* **Exercise**:
Pick out each line containing the string "Registration".

* **Given data**:
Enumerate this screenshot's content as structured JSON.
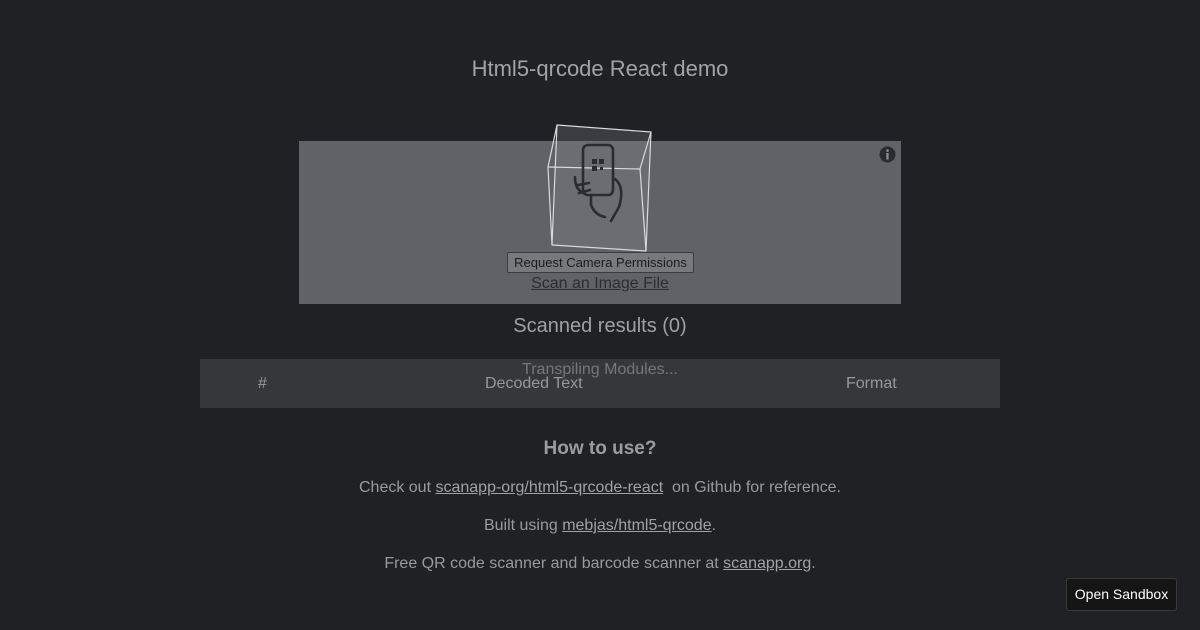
{
  "header": {
    "title": "Html5-qrcode React demo"
  },
  "scanner": {
    "request_permissions_label": "Request Camera Permissions",
    "scan_file_link": "Scan an Image File"
  },
  "results": {
    "heading": "Scanned results (0)",
    "columns": [
      "#",
      "Decoded Text",
      "Format"
    ],
    "loading_text": "Transpiling Modules..."
  },
  "howto": {
    "heading": "How to use?",
    "line1_prefix": "Check out ",
    "line1_link": "scanapp-org/html5-qrcode-react",
    "line1_suffix": "  on Github for reference.",
    "line2_prefix": "Built using ",
    "line2_link": "mebjas/html5-qrcode",
    "line2_suffix": ".",
    "line3_prefix": "Free QR code scanner and barcode scanner at ",
    "line3_link": "scanapp.org",
    "line3_suffix": "."
  },
  "sandbox": {
    "button_label": "Open Sandbox"
  },
  "icons": {
    "info": "info-icon",
    "scan": "scan-phone-icon"
  }
}
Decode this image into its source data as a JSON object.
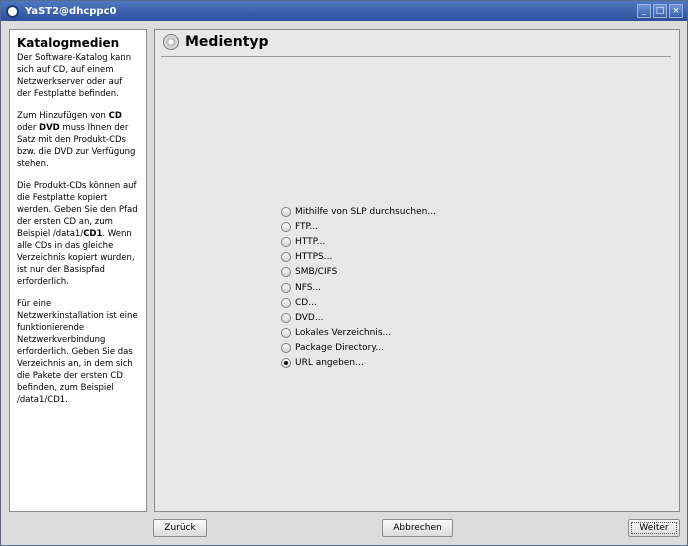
{
  "window": {
    "title": "YaST2@dhcppc0",
    "minimize": "_",
    "maximize": "□",
    "close": "×"
  },
  "help": {
    "title": "Katalogmedien",
    "p1": "Der Software-Katalog kann sich auf CD, auf einem Netzwerkserver oder auf der Festplatte befinden.",
    "p2_a": "Zum Hinzufügen von ",
    "p2_b": "CD",
    "p2_c": " oder ",
    "p2_d": "DVD",
    "p2_e": " muss Ihnen der Satz mit den Produkt-CDs bzw. die DVD zur Verfügung stehen.",
    "p3_a": "Die Produkt-CDs können auf die Festplatte kopiert werden. Geben Sie den Pfad der ersten CD an, zum Beispiel /data1/",
    "p3_b": "CD1",
    "p3_c": ". Wenn alle CDs in das gleiche Verzeichnis kopiert wurden, ist nur der Basispfad erforderlich.",
    "p4": "Für eine Netzwerkinstallation ist eine funktionierende Netzwerkverbindung erforderlich. Geben Sie das Verzeichnis an, in dem sich die Pakete der ersten CD befinden, zum Beispiel /data1/CD1."
  },
  "main": {
    "title": "Medientyp",
    "options": [
      {
        "label": "Mithilfe von SLP durchsuchen...",
        "checked": false
      },
      {
        "label": "FTP...",
        "checked": false
      },
      {
        "label": "HTTP...",
        "checked": false
      },
      {
        "label": "HTTPS...",
        "checked": false
      },
      {
        "label": "SMB/CIFS",
        "checked": false
      },
      {
        "label": "NFS...",
        "checked": false
      },
      {
        "label": "CD...",
        "checked": false
      },
      {
        "label": "DVD...",
        "checked": false
      },
      {
        "label": "Lokales Verzeichnis...",
        "checked": false
      },
      {
        "label": "Package Directory...",
        "checked": false
      },
      {
        "label": "URL angeben...",
        "checked": true
      }
    ]
  },
  "buttons": {
    "back": "Zurück",
    "abort": "Abbrechen",
    "next": "Weiter"
  }
}
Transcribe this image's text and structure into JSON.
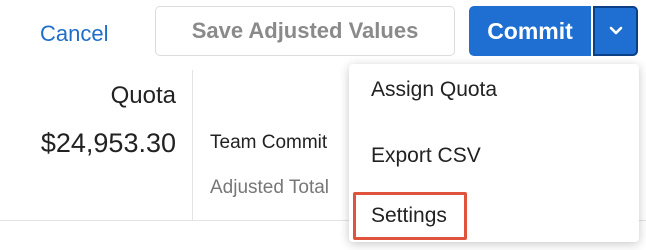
{
  "toolbar": {
    "cancel_label": "Cancel",
    "save_label": "Save Adjusted Values",
    "commit_label": "Commit",
    "caret_icon": "chevron-down-icon"
  },
  "summary": {
    "quota_label": "Quota",
    "quota_value": "$24,953.30",
    "team_commit_label": "Team Commit",
    "adjusted_total_label": "Adjusted Total",
    "partial_text": "…"
  },
  "dropdown": {
    "items": [
      {
        "label": "Assign Quota"
      },
      {
        "label": "Export CSV"
      },
      {
        "label": "Settings",
        "highlighted": true
      }
    ]
  },
  "colors": {
    "primary": "#1e6fd1",
    "link": "#1f6fc9",
    "highlight_border": "#e0533d"
  }
}
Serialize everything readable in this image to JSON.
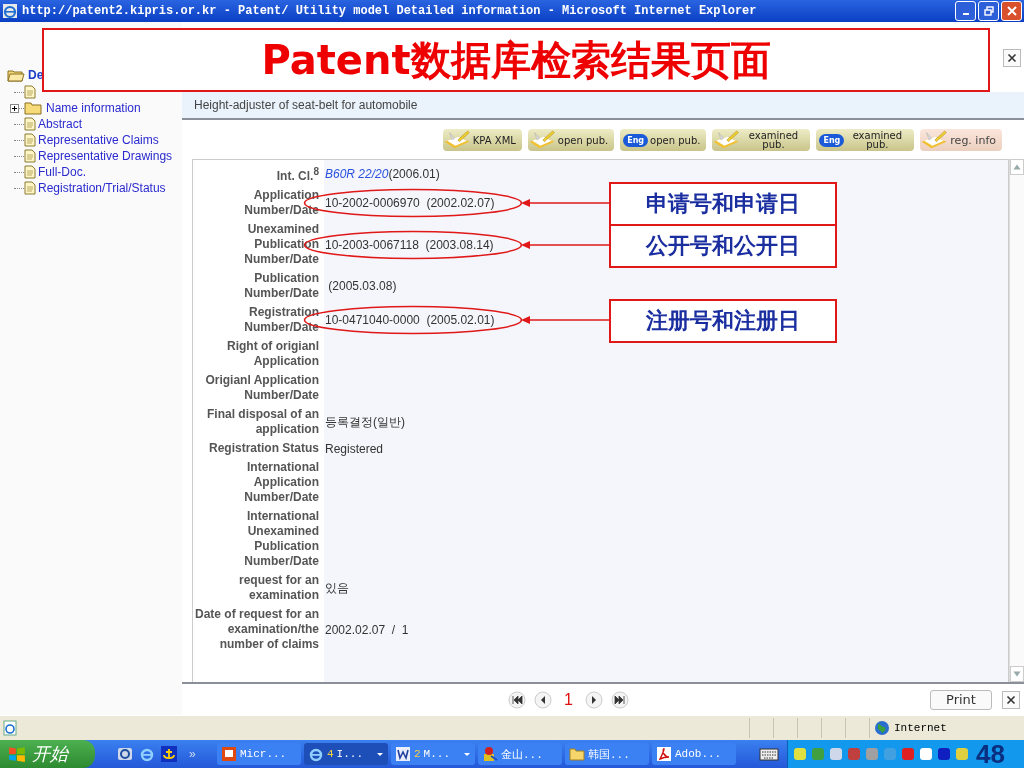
{
  "window": {
    "title": "http://patent2.kipris.or.kr - Patent/ Utility model Detailed information - Microsoft Internet Explorer"
  },
  "annotation_title": "Patent数据库检索结果页面",
  "sidebar": {
    "root": "De",
    "items": [
      {
        "kind": "document"
      },
      {
        "kind": "folder",
        "label": "Name information",
        "expanded": false
      },
      {
        "kind": "document",
        "label": "Abstract"
      },
      {
        "kind": "document",
        "label": "Representative Claims"
      },
      {
        "kind": "document",
        "label": "Representative Drawings"
      },
      {
        "kind": "document",
        "label": "Full-Doc."
      },
      {
        "kind": "document",
        "label": "Registration/Trial/Status"
      }
    ]
  },
  "subtitle": "Height-adjuster of seat-belt for automobile",
  "buttons": [
    {
      "label": "KPA XML",
      "kind": "doc",
      "selected": false
    },
    {
      "label": "open pub.",
      "kind": "doc",
      "selected": false
    },
    {
      "label": "open pub.",
      "kind": "eng",
      "badge": "Eng",
      "selected": false
    },
    {
      "label": "examined pub.",
      "kind": "doc",
      "selected": false
    },
    {
      "label": "examined pub.",
      "kind": "eng",
      "badge": "Eng",
      "selected": false
    },
    {
      "label": "reg. info",
      "kind": "doc",
      "selected": true
    }
  ],
  "rows": [
    {
      "label": "Int. Cl.$^{8}$",
      "link": "B60R 22/20",
      "value": "(2006.01)"
    },
    {
      "label": "Application\nNumber/Date",
      "value": "10-2002-0006970  (2002.02.07)",
      "callout": "申请号和申请日"
    },
    {
      "label": "Unexamined\nPublication\nNumber/Date",
      "value": "10-2003-0067118  (2003.08.14)",
      "callout": "公开号和公开日"
    },
    {
      "label": "Publication\nNumber/Date",
      "value": " (2005.03.08)"
    },
    {
      "label": "Registration\nNumber/Date",
      "value": "10-0471040-0000  (2005.02.01)",
      "callout": "注册号和注册日"
    },
    {
      "label": "Right of origianl\nApplication"
    },
    {
      "label": "Origianl Application\nNumber/Date"
    },
    {
      "label": "Final disposal of an\napplication",
      "value": "등록결정(일반)"
    },
    {
      "label": "Registration Status",
      "value": "Registered"
    },
    {
      "label": "International\nApplication\nNumber/Date"
    },
    {
      "label": "International\nUnexamined\nPublication\nNumber/Date"
    },
    {
      "label": "request for an\nexamination",
      "value": "있음"
    },
    {
      "label": "Date of request for an\nexamination/the\nnumber of claims",
      "value": "2002.02.07  /  1"
    }
  ],
  "pager": {
    "pages": [
      {
        "label": "1",
        "selected": true
      }
    ]
  },
  "print_button": "Print",
  "status": {
    "zone": "Internet"
  },
  "taskbar": {
    "start": "开始",
    "more": "»",
    "tasks": [
      {
        "kind": "powerpoint",
        "label": "Micr...",
        "selected": false,
        "dropdown": false
      },
      {
        "kind": "ie",
        "count": "4",
        "label": "I...",
        "selected": true,
        "dropdown": true
      },
      {
        "kind": "word",
        "count": "2",
        "label": "M...",
        "selected": false,
        "dropdown": true
      },
      {
        "kind": "app",
        "label": "金山...",
        "selected": false,
        "dropdown": false
      },
      {
        "kind": "folder",
        "label": "韩国...",
        "selected": false,
        "dropdown": false
      },
      {
        "kind": "acrobat",
        "label": "Adob...",
        "selected": false,
        "dropdown": false
      }
    ]
  },
  "slide_number": "48"
}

* **Answer for this exercise**:
        "label": "Registration/Trial/Status"
      "label": "Registration\nNumber/Date",
      "label": "Registration Status",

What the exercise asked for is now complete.